_DIRECTIONS_.
Look through the lines below and extract any with the word "Grayscale".

_GIVEN DATA_.
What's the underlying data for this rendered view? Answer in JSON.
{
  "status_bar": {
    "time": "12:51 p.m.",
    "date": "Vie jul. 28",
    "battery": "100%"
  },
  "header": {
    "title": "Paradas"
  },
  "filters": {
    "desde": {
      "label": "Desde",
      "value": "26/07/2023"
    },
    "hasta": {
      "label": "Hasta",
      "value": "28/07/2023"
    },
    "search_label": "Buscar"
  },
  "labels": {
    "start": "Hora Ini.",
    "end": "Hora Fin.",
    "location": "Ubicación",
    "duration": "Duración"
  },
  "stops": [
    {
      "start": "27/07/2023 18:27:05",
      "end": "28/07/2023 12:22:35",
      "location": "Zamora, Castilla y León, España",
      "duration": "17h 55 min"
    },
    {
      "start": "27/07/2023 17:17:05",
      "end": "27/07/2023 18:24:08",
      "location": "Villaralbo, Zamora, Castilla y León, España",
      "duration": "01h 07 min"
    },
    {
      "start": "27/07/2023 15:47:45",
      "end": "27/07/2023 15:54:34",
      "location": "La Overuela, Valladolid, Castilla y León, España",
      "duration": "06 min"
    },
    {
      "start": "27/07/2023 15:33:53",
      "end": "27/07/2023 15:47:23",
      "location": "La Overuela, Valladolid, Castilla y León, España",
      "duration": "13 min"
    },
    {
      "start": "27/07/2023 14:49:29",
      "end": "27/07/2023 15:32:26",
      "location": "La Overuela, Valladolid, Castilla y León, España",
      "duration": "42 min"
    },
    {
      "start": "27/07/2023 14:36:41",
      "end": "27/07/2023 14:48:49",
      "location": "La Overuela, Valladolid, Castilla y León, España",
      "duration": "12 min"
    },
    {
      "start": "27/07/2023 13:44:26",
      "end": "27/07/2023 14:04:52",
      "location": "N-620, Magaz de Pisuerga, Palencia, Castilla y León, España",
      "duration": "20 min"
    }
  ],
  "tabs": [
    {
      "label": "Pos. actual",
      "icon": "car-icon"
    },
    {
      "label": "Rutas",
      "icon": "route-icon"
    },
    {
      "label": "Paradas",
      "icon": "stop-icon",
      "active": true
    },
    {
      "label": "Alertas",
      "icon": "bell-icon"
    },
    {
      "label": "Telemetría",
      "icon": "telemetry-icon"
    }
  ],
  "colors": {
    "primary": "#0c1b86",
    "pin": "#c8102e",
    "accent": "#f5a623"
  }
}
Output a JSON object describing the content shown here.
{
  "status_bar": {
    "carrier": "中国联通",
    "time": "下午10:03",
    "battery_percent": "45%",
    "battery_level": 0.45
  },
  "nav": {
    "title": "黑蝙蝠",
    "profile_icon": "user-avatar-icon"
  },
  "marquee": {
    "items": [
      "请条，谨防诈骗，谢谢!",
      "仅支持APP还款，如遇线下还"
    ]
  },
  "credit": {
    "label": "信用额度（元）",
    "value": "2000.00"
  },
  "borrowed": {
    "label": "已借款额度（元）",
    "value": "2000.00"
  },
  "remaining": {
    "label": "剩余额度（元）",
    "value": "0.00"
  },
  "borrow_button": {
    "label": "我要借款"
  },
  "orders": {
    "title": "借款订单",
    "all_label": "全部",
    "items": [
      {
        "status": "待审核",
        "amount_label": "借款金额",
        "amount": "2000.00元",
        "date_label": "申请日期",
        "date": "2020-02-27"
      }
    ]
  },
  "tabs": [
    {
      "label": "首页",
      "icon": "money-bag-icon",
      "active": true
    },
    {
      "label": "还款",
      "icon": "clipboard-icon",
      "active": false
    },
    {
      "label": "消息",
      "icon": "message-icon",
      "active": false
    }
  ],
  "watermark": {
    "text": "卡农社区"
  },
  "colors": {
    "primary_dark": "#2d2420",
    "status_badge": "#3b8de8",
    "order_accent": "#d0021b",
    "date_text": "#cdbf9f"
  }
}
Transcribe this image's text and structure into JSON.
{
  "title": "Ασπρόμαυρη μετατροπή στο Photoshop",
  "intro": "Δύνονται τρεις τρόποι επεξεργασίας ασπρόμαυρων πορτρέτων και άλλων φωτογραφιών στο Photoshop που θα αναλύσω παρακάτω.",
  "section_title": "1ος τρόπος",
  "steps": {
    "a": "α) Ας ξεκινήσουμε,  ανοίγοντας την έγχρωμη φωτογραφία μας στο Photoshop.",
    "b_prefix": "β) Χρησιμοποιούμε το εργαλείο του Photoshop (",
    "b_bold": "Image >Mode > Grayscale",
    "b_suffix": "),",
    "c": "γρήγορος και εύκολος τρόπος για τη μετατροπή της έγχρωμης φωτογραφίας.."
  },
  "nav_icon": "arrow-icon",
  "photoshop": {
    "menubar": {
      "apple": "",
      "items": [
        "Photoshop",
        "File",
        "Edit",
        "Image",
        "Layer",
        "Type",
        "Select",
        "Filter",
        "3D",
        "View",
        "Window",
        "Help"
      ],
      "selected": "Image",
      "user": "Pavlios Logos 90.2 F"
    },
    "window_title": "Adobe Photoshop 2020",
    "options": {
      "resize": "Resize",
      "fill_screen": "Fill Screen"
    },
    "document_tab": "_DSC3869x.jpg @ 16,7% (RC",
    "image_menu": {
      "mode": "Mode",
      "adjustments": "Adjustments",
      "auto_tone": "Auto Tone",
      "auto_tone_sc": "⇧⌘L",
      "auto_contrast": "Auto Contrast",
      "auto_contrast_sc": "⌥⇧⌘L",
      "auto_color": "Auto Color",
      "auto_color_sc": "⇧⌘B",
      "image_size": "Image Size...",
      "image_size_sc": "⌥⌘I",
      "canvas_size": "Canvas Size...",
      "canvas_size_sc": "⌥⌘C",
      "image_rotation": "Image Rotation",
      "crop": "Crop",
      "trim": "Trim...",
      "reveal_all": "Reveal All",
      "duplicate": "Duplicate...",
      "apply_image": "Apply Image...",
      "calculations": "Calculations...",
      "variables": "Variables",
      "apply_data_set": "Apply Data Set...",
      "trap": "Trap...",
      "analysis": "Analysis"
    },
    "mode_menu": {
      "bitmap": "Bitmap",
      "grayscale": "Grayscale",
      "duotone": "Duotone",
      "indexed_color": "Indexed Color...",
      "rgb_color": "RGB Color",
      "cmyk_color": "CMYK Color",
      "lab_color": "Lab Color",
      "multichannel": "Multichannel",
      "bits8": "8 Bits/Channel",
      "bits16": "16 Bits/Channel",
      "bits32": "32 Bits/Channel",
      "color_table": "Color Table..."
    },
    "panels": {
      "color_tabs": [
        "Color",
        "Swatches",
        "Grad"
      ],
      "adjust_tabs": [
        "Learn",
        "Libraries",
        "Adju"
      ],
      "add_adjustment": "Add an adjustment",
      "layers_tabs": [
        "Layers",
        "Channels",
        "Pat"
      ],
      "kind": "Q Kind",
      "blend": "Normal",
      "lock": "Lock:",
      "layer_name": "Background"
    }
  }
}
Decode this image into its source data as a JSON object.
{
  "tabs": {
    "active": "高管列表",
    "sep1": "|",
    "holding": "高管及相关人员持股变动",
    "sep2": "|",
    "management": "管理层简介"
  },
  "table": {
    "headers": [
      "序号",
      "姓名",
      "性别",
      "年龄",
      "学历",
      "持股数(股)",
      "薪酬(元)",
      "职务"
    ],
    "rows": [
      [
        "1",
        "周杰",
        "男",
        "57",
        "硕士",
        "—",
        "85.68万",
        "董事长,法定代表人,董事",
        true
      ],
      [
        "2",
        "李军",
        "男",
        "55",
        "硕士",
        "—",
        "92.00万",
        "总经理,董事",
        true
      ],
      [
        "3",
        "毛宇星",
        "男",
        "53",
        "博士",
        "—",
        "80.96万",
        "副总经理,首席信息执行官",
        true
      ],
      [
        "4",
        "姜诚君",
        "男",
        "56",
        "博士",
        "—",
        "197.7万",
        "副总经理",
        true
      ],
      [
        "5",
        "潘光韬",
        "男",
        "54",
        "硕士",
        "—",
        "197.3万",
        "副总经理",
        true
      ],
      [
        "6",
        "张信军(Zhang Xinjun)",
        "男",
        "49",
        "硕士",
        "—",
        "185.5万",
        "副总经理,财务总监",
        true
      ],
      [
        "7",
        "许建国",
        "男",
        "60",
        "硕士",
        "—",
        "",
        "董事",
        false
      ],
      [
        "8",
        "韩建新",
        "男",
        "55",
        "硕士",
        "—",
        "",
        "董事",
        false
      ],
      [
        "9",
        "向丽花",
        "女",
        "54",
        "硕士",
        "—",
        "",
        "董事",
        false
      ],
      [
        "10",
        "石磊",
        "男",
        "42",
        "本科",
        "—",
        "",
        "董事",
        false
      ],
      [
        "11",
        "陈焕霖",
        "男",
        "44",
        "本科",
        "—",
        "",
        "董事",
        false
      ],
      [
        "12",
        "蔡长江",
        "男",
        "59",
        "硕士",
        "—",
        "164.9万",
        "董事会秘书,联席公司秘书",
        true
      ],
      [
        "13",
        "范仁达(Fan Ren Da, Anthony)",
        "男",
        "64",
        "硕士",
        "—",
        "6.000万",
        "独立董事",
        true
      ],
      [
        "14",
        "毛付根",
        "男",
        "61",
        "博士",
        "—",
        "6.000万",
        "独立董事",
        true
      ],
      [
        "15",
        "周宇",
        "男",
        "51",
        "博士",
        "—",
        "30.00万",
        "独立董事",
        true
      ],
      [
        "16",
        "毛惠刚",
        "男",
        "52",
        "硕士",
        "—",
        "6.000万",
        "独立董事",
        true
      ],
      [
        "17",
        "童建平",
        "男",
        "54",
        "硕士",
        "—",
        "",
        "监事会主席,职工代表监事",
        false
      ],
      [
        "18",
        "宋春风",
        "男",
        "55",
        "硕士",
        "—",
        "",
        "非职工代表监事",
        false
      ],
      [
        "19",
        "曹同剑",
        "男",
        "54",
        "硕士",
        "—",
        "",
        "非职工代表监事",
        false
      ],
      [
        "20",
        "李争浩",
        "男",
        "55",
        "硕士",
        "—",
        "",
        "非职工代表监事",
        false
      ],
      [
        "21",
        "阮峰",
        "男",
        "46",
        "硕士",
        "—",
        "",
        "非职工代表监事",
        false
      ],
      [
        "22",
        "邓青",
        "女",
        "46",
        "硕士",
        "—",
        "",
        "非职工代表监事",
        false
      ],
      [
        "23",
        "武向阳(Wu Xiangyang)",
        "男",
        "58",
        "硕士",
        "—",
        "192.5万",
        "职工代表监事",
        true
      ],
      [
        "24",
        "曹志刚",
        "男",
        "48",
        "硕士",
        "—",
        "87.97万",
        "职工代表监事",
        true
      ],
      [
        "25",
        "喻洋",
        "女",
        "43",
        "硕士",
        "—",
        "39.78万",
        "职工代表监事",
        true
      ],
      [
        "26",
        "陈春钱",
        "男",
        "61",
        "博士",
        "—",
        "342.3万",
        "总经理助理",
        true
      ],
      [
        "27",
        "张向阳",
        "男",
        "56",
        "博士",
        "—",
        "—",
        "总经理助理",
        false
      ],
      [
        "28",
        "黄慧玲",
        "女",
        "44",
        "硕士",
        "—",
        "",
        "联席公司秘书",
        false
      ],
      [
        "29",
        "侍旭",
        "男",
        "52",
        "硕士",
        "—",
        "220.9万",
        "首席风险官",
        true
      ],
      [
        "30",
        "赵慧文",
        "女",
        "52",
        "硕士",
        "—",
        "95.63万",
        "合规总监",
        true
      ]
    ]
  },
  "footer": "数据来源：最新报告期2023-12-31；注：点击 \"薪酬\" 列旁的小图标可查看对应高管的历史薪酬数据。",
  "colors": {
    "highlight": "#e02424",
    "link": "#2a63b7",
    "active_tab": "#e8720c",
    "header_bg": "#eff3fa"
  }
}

_EXERCISE SOLUTION_.
    "b_bold": "Image >Mode > Grayscale",
      "grayscale": "Grayscale",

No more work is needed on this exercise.